### Input:

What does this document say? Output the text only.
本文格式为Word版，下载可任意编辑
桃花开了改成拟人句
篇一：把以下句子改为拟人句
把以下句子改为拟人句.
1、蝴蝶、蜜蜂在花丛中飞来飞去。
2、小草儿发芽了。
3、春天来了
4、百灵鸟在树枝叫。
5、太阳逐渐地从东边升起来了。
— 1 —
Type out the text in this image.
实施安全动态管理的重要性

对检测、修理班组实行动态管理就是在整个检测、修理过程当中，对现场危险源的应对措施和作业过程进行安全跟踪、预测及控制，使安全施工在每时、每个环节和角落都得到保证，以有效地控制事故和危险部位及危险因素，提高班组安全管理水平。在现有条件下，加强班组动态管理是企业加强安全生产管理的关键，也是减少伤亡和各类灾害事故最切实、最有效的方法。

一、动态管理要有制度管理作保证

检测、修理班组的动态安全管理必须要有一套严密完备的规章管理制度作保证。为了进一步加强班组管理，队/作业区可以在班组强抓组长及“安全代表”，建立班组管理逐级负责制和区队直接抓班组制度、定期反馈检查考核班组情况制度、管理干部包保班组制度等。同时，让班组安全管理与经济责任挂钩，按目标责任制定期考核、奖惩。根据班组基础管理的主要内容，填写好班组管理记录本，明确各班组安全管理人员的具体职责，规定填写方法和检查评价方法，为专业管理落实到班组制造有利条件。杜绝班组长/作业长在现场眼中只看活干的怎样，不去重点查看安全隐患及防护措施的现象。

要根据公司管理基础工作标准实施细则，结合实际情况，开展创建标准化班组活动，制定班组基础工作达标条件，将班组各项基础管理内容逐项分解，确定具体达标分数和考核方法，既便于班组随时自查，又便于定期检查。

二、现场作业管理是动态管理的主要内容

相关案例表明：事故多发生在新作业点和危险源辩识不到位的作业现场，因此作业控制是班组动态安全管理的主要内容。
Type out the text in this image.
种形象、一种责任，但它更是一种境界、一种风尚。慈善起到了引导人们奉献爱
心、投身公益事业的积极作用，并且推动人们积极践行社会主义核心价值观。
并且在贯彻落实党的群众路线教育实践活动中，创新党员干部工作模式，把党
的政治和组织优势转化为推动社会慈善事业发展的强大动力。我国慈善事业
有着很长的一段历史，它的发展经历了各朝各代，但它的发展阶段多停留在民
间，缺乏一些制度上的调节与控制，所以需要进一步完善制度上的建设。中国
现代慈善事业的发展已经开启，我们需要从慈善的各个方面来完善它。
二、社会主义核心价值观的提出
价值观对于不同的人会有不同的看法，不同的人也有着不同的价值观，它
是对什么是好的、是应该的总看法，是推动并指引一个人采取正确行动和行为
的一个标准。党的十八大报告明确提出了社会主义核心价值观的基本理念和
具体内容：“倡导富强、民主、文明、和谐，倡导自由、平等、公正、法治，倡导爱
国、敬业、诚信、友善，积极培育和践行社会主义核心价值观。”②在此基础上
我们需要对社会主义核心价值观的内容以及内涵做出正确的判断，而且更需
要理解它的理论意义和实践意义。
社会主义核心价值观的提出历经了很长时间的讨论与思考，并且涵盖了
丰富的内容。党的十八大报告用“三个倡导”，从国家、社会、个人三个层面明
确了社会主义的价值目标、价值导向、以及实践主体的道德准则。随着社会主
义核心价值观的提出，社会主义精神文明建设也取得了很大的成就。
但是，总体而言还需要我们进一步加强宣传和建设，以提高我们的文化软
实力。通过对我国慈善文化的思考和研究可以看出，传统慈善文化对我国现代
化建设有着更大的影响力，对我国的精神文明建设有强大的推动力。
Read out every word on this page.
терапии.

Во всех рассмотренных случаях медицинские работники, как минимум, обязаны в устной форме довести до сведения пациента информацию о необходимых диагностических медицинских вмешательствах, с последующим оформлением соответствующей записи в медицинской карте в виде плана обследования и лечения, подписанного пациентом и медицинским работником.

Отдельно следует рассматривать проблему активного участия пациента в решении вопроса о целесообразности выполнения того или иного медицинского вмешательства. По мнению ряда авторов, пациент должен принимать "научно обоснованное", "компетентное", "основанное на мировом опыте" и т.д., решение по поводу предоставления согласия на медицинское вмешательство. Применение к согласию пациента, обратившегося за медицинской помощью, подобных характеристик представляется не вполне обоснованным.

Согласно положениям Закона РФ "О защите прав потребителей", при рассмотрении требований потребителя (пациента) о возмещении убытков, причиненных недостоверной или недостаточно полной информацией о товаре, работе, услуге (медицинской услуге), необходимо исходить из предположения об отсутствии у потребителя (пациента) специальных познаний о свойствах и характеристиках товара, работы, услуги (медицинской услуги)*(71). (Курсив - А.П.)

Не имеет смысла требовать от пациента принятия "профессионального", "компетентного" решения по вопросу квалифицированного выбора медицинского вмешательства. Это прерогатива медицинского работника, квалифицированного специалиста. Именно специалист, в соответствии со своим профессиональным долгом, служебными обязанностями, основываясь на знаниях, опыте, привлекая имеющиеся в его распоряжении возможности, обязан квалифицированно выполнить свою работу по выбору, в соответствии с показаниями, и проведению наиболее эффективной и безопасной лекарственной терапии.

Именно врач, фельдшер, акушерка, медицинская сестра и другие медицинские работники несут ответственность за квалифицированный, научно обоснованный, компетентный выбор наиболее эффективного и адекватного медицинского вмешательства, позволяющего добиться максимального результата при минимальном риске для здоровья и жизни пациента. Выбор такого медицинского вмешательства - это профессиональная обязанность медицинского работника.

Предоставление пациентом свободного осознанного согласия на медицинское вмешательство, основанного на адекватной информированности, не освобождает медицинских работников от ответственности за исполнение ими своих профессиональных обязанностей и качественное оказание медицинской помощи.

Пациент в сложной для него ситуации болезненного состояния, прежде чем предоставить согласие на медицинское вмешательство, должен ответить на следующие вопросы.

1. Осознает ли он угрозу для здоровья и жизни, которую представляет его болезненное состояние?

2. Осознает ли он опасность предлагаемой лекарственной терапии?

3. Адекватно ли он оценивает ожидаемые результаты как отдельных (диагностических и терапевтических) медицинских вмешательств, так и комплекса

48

### Problem requirements:
Transcribe every entry verbatim.

### Exercise result:
What does this document say? Output the text only.
本文格式为Word版，下载可任意编辑
桃花开了改成拟人句
篇一：把以下句子改为拟人句
把以下句子改为拟人句.
1、蝴蝶、蜜蜂在花丛中飞来飞去。
2、小草儿发芽了。
3、春天来了
4、百灵鸟在树枝叫。
5、太阳逐渐地从东边升起来了。
— 1 —
Type out the text in this image.
实施安全动态管理的重要性

对检测、修理班组实行动态管理就是在整个检测、修理过程当中，对现场危险源的应对措施和作业过程进行安全跟踪、预测及控制，使安全施工在每时、每个环节和角落都得到保证，以有效地控制事故和危险部位及危险因素，提高班组安全管理水平。在现有条件下，加强班组动态管理是企业加强安全生产管理的关键，也是减少伤亡和各类灾害事故最切实、最有效的方法。

一、动态管理要有制度管理作保证

检测、修理班组的动态安全管理必须要有一套严密完备的规章管理制度作保证。为了进一步加强班组管理，队/作业区可以在班组强抓组长及“安全代表”，建立班组管理逐级负责制和区队直接抓班组制度、定期反馈检查考核班组情况制度、管理干部包保班组制度等。同时，让班组安全管理与经济责任挂钩，按目标责任制定期考核、奖惩。根据班组基础管理的主要内容，填写好班组管理记录本，明确各班组安全管理人员的具体职责，规定填写方法和检查评价方法，为专业管理落实到班组制造有利条件。杜绝班组长/作业长在现场眼中只看活干的怎样，不去重点查看安全隐患及防护措施的现象。

要根据公司管理基础工作标准实施细则，结合实际情况，开展创建标准化班组活动，制定班组基础工作达标条件，将班组各项基础管理内容逐项分解，确定具体达标分数和考核方法，既便于班组随时自查，又便于定期检查。

二、现场作业管理是动态管理的主要内容

相关案例表明：事故多发生在新作业点和危险源辩识不到位的作业现场，因此作业控制是班组动态安全管理的主要内容。
Type out the text in this image.
种形象、一种责任，但它更是一种境界、一种风尚。慈善起到了引导人们奉献爱
心、投身公益事业的积极作用，并且推动人们积极践行社会主义核心价值观。
并且在贯彻落实党的群众路线教育实践活动中，创新党员干部工作模式，把党
的政治和组织优势转化为推动社会慈善事业发展的强大动力。我国慈善事业
有着很长的一段历史，它的发展经历了各朝各代，但它的发展阶段多停留在民
间，缺乏一些制度上的调节与控制，所以需要进一步完善制度上的建设。中国
现代慈善事业的发展已经开启，我们需要从慈善的各个方面来完善它。
二、社会主义核心价值观的提出
价值观对于不同的人会有不同的看法，不同的人也有着不同的价值观，它
是对什么是好的、是应该的总看法，是推动并指引一个人采取正确行动和行为
的一个标准。党的十八大报告明确提出了社会主义核心价值观的基本理念和
具体内容：“倡导富强、民主、文明、和谐，倡导自由、平等、公正、法治，倡导爱
国、敬业、诚信、友善，积极培育和践行社会主义核心价值观。”②在此基础上
我们需要对社会主义核心价值观的内容以及内涵做出正确的判断，而且更需
要理解它的理论意义和实践意义。
社会主义核心价值观的提出历经了很长时间的讨论与思考，并且涵盖了
丰富的内容。党的十八大报告用“三个倡导”，从国家、社会、个人三个层面明
确了社会主义的价值目标、价值导向、以及实践主体的道德准则。随着社会主
义核心价值观的提出，社会主义精神文明建设也取得了很大的成就。
但是，总体而言还需要我们进一步加强宣传和建设，以提高我们的文化软
实力。通过对我国慈善文化的思考和研究可以看出，传统慈善文化对我国现代
化建设有着更大的影响力，对我国的精神文明建设有强大的推动力。
Read out every word on this page.
терапии.

Во всех рассмотренных случаях медицинские работники, как минимум, обязаны в устной форме довести до сведения пациента информацию о необходимых диагностических медицинских вмешательствах, с последующим оформлением соответствующей записи в медицинской карте в виде плана обследования и лечения, подписанного пациентом и медицинским работником.

Отдельно следует рассматривать проблему активного участия пациента в решении вопроса о целесообразности выполнения того или иного медицинского вмешательства. По мнению ряда авторов, пациент должен принимать "научно обоснованное", "компетентное", "основанное на мировом опыте" и т.д., решение по поводу предоставления согласия на медицинское вмешательство. Применение к согласию пациента, обратившегося за медицинской помощью, подобных характеристик представляется не вполне обоснованным.

Согласно положениям Закона РФ "О защите прав потребителей", при рассмотрении требований потребителя (пациента) о возмещении убытков, причиненных недостоверной или недостаточно полной информацией о товаре, работе, услуге (медицинской услуге), необходимо исходить из предположения об отсутствии у потребителя (пациента) специальных познаний о свойствах и характеристиках товара, работы, услуги (медицинской услуги)*(71). (Курсив - А.П.)

Не имеет смысла требовать от пациента принятия "профессионального", "компетентного" решения по вопросу квалифицированного выбора медицинского вмешательства. Это прерогатива медицинского работника, квалифицированного специалиста. Именно специалист, в соответствии со своим профессиональным долгом, служебными обязанностями, основываясь на знаниях, опыте, привлекая имеющиеся в его распоряжении возможности, обязан квалифицированно выполнить свою работу по выбору, в соответствии с показаниями, и проведению наиболее эффективной и безопасной лекарственной терапии.

Именно врач, фельдшер, акушерка, медицинская сестра и другие медицинские работники несут ответственность за квалифицированный, научно обоснованный, компетентный выбор наиболее эффективного и адекватного медицинского вмешательства, позволяющего добиться максимального результата при минимальном риске для здоровья и жизни пациента. Выбор такого медицинского вмешательства - это профессиональная обязанность медицинского работника.

Предоставление пациентом свободного осознанного согласия на медицинское вмешательство, основанного на адекватной информированности, не освобождает медицинских работников от ответственности за исполнение ими своих профессиональных обязанностей и качественное оказание медицинской помощи.

Пациент в сложной для него ситуации болезненного состояния, прежде чем предоставить согласие на медицинское вмешательство, должен ответить на следующие вопросы.

1. Осознает ли он угрозу для здоровья и жизни, которую представляет его болезненное состояние?

2. Осознает ли он опасность предлагаемой лекарственной терапии?

3. Адекватно ли он оценивает ожидаемые результаты как отдельных (диагностических и терапевтических) медицинских вмешательств, так и комплекса

48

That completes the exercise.